Text section:
Is it blasphemous to doubt the efficacy of AfL? While purists might argue that it’s ‘just good teaching’, we teach in a world where formative assessment has become dogma and where feedback is king. (Don’t worry, I’m not about to start upsetting the feedback applecart although there are occasions when pupils can benefit from it being reduced.) But AfL as a ‘thing’? I’m not just talking about some of the nonsense that gets spouted about lolly sticks and traffic lights, I’m questioning the entire edifice. Is assessment for learning really all it’s cracked up to be, or is it just me?
You see, here’s my problem: if we accept that learning is not the same thing as performance, then how can we possibly think that any AfL strategies are measuring anything except performance? For those that can’t be bothered to follow the link I’ll summarise thusly: learning is much too complex to be directly observed, it can only be inferred from pupils’ performance. And by learning here I mean the ability to retain information in long term memory and transfer to new domains.

Task statement:
In one to three sentences, explain why the writer of the post on assessment for learning above doubts that AfL strategies measure anything but performance.

Data to examine:
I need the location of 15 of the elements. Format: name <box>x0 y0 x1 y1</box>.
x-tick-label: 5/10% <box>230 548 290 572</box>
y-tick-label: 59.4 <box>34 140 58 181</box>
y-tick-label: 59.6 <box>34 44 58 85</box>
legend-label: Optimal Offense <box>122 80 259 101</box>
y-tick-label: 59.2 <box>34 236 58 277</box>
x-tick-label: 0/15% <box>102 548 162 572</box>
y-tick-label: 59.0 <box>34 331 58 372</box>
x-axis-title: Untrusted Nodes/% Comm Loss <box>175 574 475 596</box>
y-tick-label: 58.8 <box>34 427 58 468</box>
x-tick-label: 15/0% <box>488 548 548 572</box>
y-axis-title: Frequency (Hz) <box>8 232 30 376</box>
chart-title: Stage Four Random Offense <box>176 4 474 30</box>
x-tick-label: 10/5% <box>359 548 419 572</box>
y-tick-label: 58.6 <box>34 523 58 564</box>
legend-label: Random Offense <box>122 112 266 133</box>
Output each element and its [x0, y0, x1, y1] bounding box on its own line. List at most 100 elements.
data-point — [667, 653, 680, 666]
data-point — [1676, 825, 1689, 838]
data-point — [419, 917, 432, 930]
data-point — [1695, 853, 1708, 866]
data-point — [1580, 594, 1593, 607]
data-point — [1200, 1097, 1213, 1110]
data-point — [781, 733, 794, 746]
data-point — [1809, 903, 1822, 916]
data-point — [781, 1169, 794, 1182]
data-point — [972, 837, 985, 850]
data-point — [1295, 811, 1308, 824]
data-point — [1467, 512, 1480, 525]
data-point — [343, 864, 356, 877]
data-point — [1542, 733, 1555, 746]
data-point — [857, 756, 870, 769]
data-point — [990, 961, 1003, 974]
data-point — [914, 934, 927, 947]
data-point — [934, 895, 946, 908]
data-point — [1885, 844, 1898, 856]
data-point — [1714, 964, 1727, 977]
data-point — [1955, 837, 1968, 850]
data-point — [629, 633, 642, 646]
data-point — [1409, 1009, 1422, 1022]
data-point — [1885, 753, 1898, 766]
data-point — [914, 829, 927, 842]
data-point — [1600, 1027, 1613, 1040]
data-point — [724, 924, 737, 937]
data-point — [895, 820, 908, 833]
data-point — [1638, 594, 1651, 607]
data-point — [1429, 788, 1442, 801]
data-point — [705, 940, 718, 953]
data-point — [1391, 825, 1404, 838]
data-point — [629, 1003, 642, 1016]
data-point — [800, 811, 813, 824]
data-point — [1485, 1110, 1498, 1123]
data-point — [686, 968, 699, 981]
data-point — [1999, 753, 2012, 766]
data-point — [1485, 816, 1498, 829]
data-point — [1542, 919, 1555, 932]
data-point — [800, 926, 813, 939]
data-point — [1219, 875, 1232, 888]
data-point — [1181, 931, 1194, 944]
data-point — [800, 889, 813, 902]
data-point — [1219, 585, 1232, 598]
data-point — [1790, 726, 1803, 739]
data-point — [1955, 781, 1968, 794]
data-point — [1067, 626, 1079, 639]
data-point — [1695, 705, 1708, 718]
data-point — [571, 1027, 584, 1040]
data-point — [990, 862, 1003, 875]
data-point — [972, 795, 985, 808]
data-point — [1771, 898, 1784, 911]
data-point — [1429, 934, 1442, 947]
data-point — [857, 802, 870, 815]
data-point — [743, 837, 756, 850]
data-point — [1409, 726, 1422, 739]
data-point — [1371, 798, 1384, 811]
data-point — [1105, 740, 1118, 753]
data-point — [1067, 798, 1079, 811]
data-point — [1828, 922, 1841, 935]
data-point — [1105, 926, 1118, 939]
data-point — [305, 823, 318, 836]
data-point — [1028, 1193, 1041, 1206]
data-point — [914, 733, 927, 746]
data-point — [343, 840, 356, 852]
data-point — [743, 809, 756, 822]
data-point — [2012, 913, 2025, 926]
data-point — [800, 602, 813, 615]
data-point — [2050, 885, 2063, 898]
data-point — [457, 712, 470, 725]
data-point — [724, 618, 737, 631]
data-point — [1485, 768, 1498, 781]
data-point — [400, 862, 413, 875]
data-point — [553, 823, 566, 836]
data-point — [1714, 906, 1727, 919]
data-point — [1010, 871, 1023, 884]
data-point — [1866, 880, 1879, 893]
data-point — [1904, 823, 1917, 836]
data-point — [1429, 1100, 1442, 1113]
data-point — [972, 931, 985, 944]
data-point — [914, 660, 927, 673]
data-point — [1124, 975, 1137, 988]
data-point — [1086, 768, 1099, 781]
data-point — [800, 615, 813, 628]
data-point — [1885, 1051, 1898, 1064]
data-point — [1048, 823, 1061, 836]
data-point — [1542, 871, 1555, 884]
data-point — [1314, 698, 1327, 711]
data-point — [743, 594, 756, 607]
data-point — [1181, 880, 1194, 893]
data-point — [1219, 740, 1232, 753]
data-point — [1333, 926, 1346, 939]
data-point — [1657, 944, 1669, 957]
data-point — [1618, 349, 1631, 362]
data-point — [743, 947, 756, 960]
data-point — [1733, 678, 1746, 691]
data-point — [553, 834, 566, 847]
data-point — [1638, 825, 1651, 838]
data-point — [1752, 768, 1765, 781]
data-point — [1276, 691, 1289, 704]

Problem solution:
The writer accepts that learning is not the same thing as performance. Learning, meaning the ability to retain information in long-term memory and transfer it to new domains, is too complex to be seen directly and can only be inferred from how pupils perform. So AfL strategies can only measure performance.